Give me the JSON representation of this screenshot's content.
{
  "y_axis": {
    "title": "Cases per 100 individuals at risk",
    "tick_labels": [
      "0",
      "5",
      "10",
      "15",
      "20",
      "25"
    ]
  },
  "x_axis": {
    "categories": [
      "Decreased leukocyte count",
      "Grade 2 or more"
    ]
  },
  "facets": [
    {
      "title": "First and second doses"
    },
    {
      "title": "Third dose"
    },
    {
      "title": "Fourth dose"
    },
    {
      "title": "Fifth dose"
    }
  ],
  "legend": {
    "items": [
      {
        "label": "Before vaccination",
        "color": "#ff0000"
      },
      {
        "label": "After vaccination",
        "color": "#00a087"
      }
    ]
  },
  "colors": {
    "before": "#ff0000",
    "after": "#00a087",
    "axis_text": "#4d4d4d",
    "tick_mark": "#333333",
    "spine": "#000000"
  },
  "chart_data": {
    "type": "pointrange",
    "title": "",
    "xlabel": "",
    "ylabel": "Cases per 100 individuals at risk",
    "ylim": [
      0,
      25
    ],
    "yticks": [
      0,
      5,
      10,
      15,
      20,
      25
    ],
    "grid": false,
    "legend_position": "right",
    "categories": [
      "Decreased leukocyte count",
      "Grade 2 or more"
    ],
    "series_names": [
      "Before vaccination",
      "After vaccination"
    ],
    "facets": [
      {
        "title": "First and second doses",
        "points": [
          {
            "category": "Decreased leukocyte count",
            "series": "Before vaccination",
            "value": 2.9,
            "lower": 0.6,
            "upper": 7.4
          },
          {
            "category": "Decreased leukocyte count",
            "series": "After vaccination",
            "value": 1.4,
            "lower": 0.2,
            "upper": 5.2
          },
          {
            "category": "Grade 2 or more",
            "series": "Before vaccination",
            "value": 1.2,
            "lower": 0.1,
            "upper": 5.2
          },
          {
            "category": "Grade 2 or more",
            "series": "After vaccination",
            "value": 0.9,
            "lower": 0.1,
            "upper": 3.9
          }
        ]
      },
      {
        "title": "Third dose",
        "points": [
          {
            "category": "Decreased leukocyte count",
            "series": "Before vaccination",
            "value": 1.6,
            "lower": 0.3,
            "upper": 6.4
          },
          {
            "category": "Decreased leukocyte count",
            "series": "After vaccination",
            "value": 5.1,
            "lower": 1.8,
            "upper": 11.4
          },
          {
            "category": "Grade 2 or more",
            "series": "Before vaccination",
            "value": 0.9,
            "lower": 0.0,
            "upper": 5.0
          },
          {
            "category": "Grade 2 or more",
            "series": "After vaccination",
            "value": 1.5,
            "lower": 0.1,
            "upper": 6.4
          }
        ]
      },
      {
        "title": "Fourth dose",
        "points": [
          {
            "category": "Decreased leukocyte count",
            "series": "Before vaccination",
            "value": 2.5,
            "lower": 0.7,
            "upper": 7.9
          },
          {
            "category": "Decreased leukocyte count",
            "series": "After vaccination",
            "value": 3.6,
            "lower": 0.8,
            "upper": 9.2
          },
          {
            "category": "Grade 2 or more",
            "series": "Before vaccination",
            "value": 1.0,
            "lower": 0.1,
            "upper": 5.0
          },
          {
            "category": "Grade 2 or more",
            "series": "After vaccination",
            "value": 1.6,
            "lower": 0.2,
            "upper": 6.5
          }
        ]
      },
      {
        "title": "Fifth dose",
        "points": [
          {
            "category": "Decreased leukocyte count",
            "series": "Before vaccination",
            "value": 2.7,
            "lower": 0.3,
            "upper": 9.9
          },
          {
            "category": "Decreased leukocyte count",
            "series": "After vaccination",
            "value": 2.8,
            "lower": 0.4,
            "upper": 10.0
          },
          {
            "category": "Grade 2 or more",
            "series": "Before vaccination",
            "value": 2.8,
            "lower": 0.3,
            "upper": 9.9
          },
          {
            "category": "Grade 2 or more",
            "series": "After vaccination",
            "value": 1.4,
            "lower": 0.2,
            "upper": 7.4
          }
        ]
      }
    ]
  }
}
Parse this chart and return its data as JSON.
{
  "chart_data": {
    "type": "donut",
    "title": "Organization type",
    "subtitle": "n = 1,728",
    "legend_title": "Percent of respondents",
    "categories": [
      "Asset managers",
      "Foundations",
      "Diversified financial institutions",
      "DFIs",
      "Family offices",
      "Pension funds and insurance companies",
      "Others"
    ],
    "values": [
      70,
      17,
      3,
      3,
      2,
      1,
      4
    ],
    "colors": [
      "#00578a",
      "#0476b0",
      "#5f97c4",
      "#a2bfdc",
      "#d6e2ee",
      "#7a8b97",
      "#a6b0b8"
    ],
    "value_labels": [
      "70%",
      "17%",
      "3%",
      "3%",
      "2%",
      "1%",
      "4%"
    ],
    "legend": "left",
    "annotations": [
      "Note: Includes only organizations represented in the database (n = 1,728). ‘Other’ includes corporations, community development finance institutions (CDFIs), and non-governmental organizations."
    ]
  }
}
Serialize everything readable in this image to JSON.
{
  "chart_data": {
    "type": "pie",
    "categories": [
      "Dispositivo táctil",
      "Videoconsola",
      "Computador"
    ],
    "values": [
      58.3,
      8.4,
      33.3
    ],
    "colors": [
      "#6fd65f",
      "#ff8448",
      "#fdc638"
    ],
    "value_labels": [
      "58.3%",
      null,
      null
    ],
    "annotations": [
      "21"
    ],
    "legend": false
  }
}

··········

Problem: From the entries above, extract each line containing "second".

Output of the exercise:
      "title": "First and second doses"
        "title": "First and second doses",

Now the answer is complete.